>> Start GIVEN DATA

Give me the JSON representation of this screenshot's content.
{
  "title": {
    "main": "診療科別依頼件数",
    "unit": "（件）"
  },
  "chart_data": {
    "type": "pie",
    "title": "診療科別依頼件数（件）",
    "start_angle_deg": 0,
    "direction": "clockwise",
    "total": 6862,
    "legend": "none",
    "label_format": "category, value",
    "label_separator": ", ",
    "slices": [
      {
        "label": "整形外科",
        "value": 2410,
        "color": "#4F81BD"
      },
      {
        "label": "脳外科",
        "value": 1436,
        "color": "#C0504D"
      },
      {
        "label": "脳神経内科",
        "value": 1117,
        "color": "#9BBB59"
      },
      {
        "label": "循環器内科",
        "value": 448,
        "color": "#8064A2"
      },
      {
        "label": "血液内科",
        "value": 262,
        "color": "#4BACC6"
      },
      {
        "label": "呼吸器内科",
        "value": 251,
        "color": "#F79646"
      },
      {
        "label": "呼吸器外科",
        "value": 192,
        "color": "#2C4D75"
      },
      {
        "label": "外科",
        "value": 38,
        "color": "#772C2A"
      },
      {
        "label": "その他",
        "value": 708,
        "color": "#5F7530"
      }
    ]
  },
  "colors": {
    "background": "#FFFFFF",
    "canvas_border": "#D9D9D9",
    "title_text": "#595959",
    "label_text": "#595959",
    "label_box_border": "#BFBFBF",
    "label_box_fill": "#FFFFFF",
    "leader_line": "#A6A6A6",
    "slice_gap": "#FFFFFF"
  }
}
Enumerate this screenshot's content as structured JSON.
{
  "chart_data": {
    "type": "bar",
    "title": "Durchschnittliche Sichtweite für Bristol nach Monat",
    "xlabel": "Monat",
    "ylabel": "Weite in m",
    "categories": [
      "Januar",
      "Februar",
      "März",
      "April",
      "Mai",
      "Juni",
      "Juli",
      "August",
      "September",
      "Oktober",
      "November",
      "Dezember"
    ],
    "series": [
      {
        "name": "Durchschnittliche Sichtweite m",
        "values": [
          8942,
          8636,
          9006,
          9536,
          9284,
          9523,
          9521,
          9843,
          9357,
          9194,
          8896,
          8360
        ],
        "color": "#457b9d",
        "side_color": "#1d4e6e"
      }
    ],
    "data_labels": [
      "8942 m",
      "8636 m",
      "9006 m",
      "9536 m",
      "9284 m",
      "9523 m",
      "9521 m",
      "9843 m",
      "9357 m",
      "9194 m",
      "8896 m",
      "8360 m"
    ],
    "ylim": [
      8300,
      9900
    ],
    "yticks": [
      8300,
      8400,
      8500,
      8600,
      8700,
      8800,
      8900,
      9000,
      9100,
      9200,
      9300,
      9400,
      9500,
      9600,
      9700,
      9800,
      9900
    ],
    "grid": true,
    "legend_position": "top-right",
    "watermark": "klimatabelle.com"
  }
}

>> End GIVEN DATA

▸ TASK BRIEF
State how many lines in the records above contain the word "screenshot", and give only that number.

▸ SOLUTION FOR THIS PROBLEM
2